Exercise: Print the listing that follows, character for character.
-- BEGIN --
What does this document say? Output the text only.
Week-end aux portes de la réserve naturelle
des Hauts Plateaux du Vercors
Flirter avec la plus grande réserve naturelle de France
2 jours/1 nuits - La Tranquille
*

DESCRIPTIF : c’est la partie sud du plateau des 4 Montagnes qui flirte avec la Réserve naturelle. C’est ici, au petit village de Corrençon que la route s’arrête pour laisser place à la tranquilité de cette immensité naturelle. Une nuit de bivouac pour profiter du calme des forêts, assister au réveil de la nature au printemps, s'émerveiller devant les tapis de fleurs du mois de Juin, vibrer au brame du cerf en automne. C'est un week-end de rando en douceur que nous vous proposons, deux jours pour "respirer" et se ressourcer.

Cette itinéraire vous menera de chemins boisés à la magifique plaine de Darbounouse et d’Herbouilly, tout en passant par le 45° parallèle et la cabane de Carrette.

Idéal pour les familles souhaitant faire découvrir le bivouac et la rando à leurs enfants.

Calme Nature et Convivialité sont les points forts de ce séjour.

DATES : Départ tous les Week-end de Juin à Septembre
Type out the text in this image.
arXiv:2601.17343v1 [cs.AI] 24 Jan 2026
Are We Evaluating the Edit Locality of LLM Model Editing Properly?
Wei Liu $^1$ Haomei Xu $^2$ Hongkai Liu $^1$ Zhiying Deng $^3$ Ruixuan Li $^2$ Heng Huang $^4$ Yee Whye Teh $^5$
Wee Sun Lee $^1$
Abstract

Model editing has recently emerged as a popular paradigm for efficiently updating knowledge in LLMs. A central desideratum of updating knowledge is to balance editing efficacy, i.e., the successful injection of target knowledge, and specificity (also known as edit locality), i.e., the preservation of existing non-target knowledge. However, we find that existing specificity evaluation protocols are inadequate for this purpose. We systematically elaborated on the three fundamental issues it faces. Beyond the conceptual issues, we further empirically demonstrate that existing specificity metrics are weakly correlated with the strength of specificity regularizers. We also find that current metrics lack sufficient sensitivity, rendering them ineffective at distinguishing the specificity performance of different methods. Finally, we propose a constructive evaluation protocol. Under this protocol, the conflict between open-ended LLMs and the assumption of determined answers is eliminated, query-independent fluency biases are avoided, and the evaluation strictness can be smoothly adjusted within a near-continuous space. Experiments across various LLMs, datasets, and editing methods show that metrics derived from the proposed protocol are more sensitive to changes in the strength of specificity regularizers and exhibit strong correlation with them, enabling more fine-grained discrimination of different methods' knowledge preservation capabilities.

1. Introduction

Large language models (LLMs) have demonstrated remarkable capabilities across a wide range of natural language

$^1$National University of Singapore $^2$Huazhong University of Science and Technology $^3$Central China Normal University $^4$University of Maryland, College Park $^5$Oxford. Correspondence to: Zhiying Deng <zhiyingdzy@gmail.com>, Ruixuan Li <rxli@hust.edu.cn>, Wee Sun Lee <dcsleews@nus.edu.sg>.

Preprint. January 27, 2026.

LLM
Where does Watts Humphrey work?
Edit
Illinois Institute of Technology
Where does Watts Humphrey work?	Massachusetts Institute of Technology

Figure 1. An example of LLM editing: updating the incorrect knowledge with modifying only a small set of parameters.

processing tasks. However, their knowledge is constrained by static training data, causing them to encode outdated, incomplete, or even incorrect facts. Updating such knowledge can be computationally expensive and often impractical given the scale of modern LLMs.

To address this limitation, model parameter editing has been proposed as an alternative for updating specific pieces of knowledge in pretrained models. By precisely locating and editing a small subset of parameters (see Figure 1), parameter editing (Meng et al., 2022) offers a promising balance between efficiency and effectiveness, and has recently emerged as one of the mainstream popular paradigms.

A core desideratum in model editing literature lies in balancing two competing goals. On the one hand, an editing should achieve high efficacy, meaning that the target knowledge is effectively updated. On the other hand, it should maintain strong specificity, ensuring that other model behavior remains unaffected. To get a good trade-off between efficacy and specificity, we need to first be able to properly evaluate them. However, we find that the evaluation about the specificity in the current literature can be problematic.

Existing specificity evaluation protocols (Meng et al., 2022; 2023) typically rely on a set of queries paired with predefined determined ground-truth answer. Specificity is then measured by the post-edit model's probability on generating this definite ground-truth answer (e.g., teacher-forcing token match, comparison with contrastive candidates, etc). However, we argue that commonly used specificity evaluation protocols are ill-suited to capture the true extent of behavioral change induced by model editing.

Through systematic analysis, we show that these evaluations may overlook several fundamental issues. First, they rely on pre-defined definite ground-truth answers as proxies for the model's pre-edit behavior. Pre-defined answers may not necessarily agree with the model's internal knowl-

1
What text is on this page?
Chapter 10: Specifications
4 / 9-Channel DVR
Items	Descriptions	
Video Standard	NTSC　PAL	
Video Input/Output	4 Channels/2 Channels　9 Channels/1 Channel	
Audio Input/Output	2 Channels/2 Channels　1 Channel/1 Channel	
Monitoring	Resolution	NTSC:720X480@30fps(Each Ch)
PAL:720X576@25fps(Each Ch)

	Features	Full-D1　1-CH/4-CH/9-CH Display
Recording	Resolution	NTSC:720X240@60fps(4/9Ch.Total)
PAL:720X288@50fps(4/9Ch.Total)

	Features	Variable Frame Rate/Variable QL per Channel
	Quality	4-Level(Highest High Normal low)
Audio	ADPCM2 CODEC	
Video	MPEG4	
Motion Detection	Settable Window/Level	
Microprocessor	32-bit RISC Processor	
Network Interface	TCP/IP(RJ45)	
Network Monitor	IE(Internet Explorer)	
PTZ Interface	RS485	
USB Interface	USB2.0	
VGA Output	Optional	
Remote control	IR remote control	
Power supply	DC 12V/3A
-- END --
Exercise answer:
What does this document say? Output the text only.
Week-end aux portes de la réserve naturelle
des Hauts Plateaux du Vercors
Flirter avec la plus grande réserve naturelle de France
2 jours/1 nuits - La Tranquille
*

DESCRIPTIF : c’est la partie sud du plateau des 4 Montagnes qui flirte avec la Réserve naturelle. C’est ici, au petit village de Corrençon que la route s’arrête pour laisser place à la tranquilité de cette immensité naturelle. Une nuit de bivouac pour profiter du calme des forêts, assister au réveil de la nature au printemps, s'émerveiller devant les tapis de fleurs du mois de Juin, vibrer au brame du cerf en automne. C'est un week-end de rando en douceur que nous vous proposons, deux jours pour "respirer" et se ressourcer.

Cette itinéraire vous menera de chemins boisés à la magifique plaine de Darbounouse et d’Herbouilly, tout en passant par le 45° parallèle et la cabane de Carrette.

Idéal pour les familles souhaitant faire découvrir le bivouac et la rando à leurs enfants.

Calme Nature et Convivialité sont les points forts de ce séjour.

DATES : Départ tous les Week-end de Juin à Septembre
Type out the text in this image.
arXiv:2601.17343v1 [cs.AI] 24 Jan 2026
Are We Evaluating the Edit Locality of LLM Model Editing Properly?
Wei Liu $^1$ Haomei Xu $^2$ Hongkai Liu $^1$ Zhiying Deng $^3$ Ruixuan Li $^2$ Heng Huang $^4$ Yee Whye Teh $^5$
Wee Sun Lee $^1$
Abstract

Model editing has recently emerged as a popular paradigm for efficiently updating knowledge in LLMs. A central desideratum of updating knowledge is to balance editing efficacy, i.e., the successful injection of target knowledge, and specificity (also known as edit locality), i.e., the preservation of existing non-target knowledge. However, we find that existing specificity evaluation protocols are inadequate for this purpose. We systematically elaborated on the three fundamental issues it faces. Beyond the conceptual issues, we further empirically demonstrate that existing specificity metrics are weakly correlated with the strength of specificity regularizers. We also find that current metrics lack sufficient sensitivity, rendering them ineffective at distinguishing the specificity performance of different methods. Finally, we propose a constructive evaluation protocol. Under this protocol, the conflict between open-ended LLMs and the assumption of determined answers is eliminated, query-independent fluency biases are avoided, and the evaluation strictness can be smoothly adjusted within a near-continuous space. Experiments across various LLMs, datasets, and editing methods show that metrics derived from the proposed protocol are more sensitive to changes in the strength of specificity regularizers and exhibit strong correlation with them, enabling more fine-grained discrimination of different methods' knowledge preservation capabilities.

1. Introduction

Large language models (LLMs) have demonstrated remarkable capabilities across a wide range of natural language

$^1$National University of Singapore $^2$Huazhong University of Science and Technology $^3$Central China Normal University $^4$University of Maryland, College Park $^5$Oxford. Correspondence to: Zhiying Deng <zhiyingdzy@gmail.com>, Ruixuan Li <rxli@hust.edu.cn>, Wee Sun Lee <dcsleews@nus.edu.sg>.

Preprint. January 27, 2026.

LLM
Where does Watts Humphrey work?
Edit
Illinois Institute of Technology
Where does Watts Humphrey work?	Massachusetts Institute of Technology

Figure 1. An example of LLM editing: updating the incorrect knowledge with modifying only a small set of parameters.

processing tasks. However, their knowledge is constrained by static training data, causing them to encode outdated, incomplete, or even incorrect facts. Updating such knowledge can be computationally expensive and often impractical given the scale of modern LLMs.

To address this limitation, model parameter editing has been proposed as an alternative for updating specific pieces of knowledge in pretrained models. By precisely locating and editing a small subset of parameters (see Figure 1), parameter editing (Meng et al., 2022) offers a promising balance between efficiency and effectiveness, and has recently emerged as one of the mainstream popular paradigms.

A core desideratum in model editing literature lies in balancing two competing goals. On the one hand, an editing should achieve high efficacy, meaning that the target knowledge is effectively updated. On the other hand, it should maintain strong specificity, ensuring that other model behavior remains unaffected. To get a good trade-off between efficacy and specificity, we need to first be able to properly evaluate them. However, we find that the evaluation about the specificity in the current literature can be problematic.

Existing specificity evaluation protocols (Meng et al., 2022; 2023) typically rely on a set of queries paired with predefined determined ground-truth answer. Specificity is then measured by the post-edit model's probability on generating this definite ground-truth answer (e.g., teacher-forcing token match, comparison with contrastive candidates, etc). However, we argue that commonly used specificity evaluation protocols are ill-suited to capture the true extent of behavioral change induced by model editing.

Through systematic analysis, we show that these evaluations may overlook several fundamental issues. First, they rely on pre-defined definite ground-truth answers as proxies for the model's pre-edit behavior. Pre-defined answers may not necessarily agree with the model's internal knowl-

1
What text is on this page?
Chapter 10: Specifications
4 / 9-Channel DVR
Items	Descriptions	
Video Standard	NTSC　PAL	
Video Input/Output	4 Channels/2 Channels　9 Channels/1 Channel	
Audio Input/Output	2 Channels/2 Channels　1 Channel/1 Channel	
Monitoring	Resolution	NTSC:720X480@30fps(Each Ch)
PAL:720X576@25fps(Each Ch)

	Features	Full-D1　1-CH/4-CH/9-CH Display
Recording	Resolution	NTSC:720X240@60fps(4/9Ch.Total)
PAL:720X288@50fps(4/9Ch.Total)

	Features	Variable Frame Rate/Variable QL per Channel
	Quality	4-Level(Highest High Normal low)
Audio	ADPCM2 CODEC	
Video	MPEG4	
Motion Detection	Settable Window/Level	
Microprocessor	32-bit RISC Processor	
Network Interface	TCP/IP(RJ45)	
Network Monitor	IE(Internet Explorer)	
PTZ Interface	RS485	
USB Interface	USB2.0	
VGA Output	Optional	
Remote control	IR remote control	
Power supply	DC 12V/3A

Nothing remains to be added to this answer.